● Deine Aufgabe
Beantworte diese Fragen zum Text über das Grundwasser am Eppendorfer Markt kurz:
(a) Auf welcher Höhe liegt dort das Straßenniveau?
(b) Weshalb darf der Wasserstand nicht unter NN + 2,85 m fallen?
(c) Von wem muss außer dem Antrag noch eine Einverständniserklärung vorliegen?

● Ausgangstext
((

Das Straßenniveau am Eppendorfer Markt (Baustelle Eppendorfer Landstr. 108-110 / Hahnemannstraße) liegt in einer Höhe von NN + 5,60 m. Der Abstand zwischen Straßenniveau und Grundwasserlinie beträgt also lediglich 2,60 m.
Die untere Grenze für den Wasserstand ist durch die Gründung vieler Häuser rund um die Alsterbecken auf Holzpfählen bei NN + 2,85 m erreicht, um diese vor Trockenfallen zu schützen.
Wird nun eine Baugrube von mehr als besagten 2,85 m (respektive im vorgenannten, konkreten Fall 2,60 m) ausgehoben, dringt durch den moorigen Untergrund Alster- und Grundwasser in die Baugrube ein und muss abgepumpt werden.
Die Auswirkungen auf die umstehenden Gebäude (selbst in einem größeren Radius) können sehr verheerend sein, wenn über einen längeren Zeitraum Wasser aus tieferen Schichten abgepumpt wird.
Es ist zu befürchten, dass mit jedem Neubau in diesem Gebiet dem langsamen Verfall des gesamten Stadtteils Vorschub geleistet wird!
Eine derart problematische Bodenbeschaffenheit und Ausgangslage bedingen bei Bauprojekten jeglicher Art also zusätzliche Prüfungen im wasserrechtlichen Bereich, d.h. bei jedem Bauvorhaben innerhalb der vorbenannten Hochwasserlinie muss ein Antrag auf Erteilung einer Wasserrechtlichen Genehmigung nach §15 Hamburgisches Wassergesetz – HwaG – und nach § 36 Gesetz zur Ordnung des Wasserhaushalts – Wasserhaushaltsgesetz-WHG bei der zuständigen Baubehörde gestellt werden (Wasser- und Planfeststellungsbehörde). Außerdem muss eine Einverständniserklärung aller Betroffenen (Anlieger, Nachbarn) vorliegen.
Vor diesem Hintergrund fragen wir den Bezirksamtsleiter:
Sind dem Bezirksamt die im Sachverhalt dargestellten Ausführungen bekannt?

))

● Auszug der Auflistung
((

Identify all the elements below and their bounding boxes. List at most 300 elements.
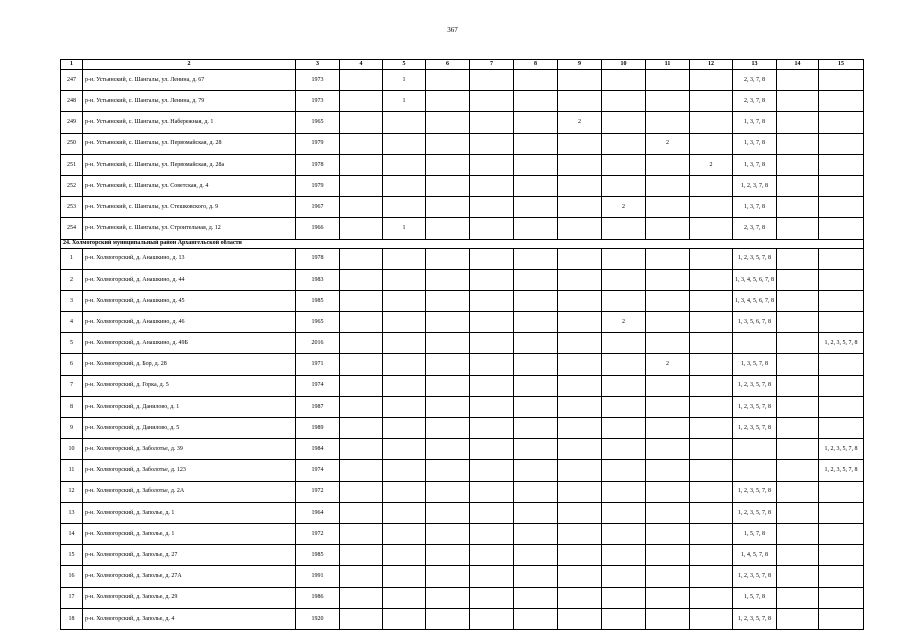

))

● Erwartete Antwort
(a) Auf NN + 5,60 m.
(b) Damit die vielen Häuser rund um die Alsterbecken, die auf Holzpfählen gegründet sind, nicht trockenfallen.
(c) Von allen Betroffenen, also von Anliegern und Nachbarn.